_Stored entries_
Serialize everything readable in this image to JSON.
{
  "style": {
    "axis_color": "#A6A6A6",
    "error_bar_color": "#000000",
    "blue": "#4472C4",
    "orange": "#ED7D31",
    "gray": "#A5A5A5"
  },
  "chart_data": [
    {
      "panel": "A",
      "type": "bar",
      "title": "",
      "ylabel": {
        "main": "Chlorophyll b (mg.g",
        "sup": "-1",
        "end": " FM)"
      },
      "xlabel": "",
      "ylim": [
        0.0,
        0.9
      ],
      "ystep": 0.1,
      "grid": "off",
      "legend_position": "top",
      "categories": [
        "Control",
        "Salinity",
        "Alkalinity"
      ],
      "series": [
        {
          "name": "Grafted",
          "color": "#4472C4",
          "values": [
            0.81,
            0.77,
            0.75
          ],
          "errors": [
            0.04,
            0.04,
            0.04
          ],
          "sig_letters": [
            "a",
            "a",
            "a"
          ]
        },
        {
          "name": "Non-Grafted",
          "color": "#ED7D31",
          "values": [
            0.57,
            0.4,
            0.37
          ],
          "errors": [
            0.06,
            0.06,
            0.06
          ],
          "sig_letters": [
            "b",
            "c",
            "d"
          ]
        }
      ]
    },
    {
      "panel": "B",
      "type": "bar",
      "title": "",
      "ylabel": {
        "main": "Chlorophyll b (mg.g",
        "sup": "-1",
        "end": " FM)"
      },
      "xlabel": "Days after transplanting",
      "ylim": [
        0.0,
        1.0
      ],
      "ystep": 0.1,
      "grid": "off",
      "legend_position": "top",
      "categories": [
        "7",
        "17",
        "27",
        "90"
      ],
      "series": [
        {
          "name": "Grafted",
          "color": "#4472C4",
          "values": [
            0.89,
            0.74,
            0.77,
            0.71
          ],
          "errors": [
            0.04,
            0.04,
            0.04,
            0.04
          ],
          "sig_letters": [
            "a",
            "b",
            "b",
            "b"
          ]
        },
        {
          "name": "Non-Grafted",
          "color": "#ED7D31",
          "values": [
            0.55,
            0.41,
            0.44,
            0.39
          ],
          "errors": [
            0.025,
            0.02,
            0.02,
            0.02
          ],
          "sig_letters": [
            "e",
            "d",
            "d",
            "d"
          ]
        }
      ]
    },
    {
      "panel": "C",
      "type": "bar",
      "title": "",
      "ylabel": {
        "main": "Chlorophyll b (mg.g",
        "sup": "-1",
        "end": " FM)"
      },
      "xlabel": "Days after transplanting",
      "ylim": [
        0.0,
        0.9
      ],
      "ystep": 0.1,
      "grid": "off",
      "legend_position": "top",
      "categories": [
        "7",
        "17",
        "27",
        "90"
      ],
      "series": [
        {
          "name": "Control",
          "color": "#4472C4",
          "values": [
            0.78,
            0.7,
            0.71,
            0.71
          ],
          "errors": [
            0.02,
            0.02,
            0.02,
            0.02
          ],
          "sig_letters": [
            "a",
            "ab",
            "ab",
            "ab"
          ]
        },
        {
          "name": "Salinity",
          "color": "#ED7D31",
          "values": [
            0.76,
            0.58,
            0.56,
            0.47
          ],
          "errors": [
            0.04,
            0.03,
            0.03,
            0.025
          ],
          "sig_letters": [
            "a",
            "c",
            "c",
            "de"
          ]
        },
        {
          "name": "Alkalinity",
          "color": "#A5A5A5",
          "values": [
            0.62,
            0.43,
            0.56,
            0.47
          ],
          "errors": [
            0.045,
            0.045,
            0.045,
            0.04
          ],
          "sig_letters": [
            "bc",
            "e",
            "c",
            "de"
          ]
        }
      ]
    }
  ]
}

_Directions_
Make an exact copy of every entry.

_Solution to the problem_
Serialize everything readable in this image to JSON.
{
  "style": {
    "axis_color": "#A6A6A6",
    "error_bar_color": "#000000",
    "blue": "#4472C4",
    "orange": "#ED7D31",
    "gray": "#A5A5A5"
  },
  "chart_data": [
    {
      "panel": "A",
      "type": "bar",
      "title": "",
      "ylabel": {
        "main": "Chlorophyll b (mg.g",
        "sup": "-1",
        "end": " FM)"
      },
      "xlabel": "",
      "ylim": [
        0.0,
        0.9
      ],
      "ystep": 0.1,
      "grid": "off",
      "legend_position": "top",
      "categories": [
        "Control",
        "Salinity",
        "Alkalinity"
      ],
      "series": [
        {
          "name": "Grafted",
          "color": "#4472C4",
          "values": [
            0.81,
            0.77,
            0.75
          ],
          "errors": [
            0.04,
            0.04,
            0.04
          ],
          "sig_letters": [
            "a",
            "a",
            "a"
          ]
        },
        {
          "name": "Non-Grafted",
          "color": "#ED7D31",
          "values": [
            0.57,
            0.4,
            0.37
          ],
          "errors": [
            0.06,
            0.06,
            0.06
          ],
          "sig_letters": [
            "b",
            "c",
            "d"
          ]
        }
      ]
    },
    {
      "panel": "B",
      "type": "bar",
      "title": "",
      "ylabel": {
        "main": "Chlorophyll b (mg.g",
        "sup": "-1",
        "end": " FM)"
      },
      "xlabel": "Days after transplanting",
      "ylim": [
        0.0,
        1.0
      ],
      "ystep": 0.1,
      "grid": "off",
      "legend_position": "top",
      "categories": [
        "7",
        "17",
        "27",
        "90"
      ],
      "series": [
        {
          "name": "Grafted",
          "color": "#4472C4",
          "values": [
            0.89,
            0.74,
            0.77,
            0.71
          ],
          "errors": [
            0.04,
            0.04,
            0.04,
            0.04
          ],
          "sig_letters": [
            "a",
            "b",
            "b",
            "b"
          ]
        },
        {
          "name": "Non-Grafted",
          "color": "#ED7D31",
          "values": [
            0.55,
            0.41,
            0.44,
            0.39
          ],
          "errors": [
            0.025,
            0.02,
            0.02,
            0.02
          ],
          "sig_letters": [
            "e",
            "d",
            "d",
            "d"
          ]
        }
      ]
    },
    {
      "panel": "C",
      "type": "bar",
      "title": "",
      "ylabel": {
        "main": "Chlorophyll b (mg.g",
        "sup": "-1",
        "end": " FM)"
      },
      "xlabel": "Days after transplanting",
      "ylim": [
        0.0,
        0.9
      ],
      "ystep": 0.1,
      "grid": "off",
      "legend_position": "top",
      "categories": [
        "7",
        "17",
        "27",
        "90"
      ],
      "series": [
        {
          "name": "Control",
          "color": "#4472C4",
          "values": [
            0.78,
            0.7,
            0.71,
            0.71
          ],
          "errors": [
            0.02,
            0.02,
            0.02,
            0.02
          ],
          "sig_letters": [
            "a",
            "ab",
            "ab",
            "ab"
          ]
        },
        {
          "name": "Salinity",
          "color": "#ED7D31",
          "values": [
            0.76,
            0.58,
            0.56,
            0.47
          ],
          "errors": [
            0.04,
            0.03,
            0.03,
            0.025
          ],
          "sig_letters": [
            "a",
            "c",
            "c",
            "de"
          ]
        },
        {
          "name": "Alkalinity",
          "color": "#A5A5A5",
          "values": [
            0.62,
            0.43,
            0.56,
            0.47
          ],
          "errors": [
            0.045,
            0.045,
            0.045,
            0.04
          ],
          "sig_letters": [
            "bc",
            "e",
            "c",
            "de"
          ]
        }
      ]
    }
  ]
}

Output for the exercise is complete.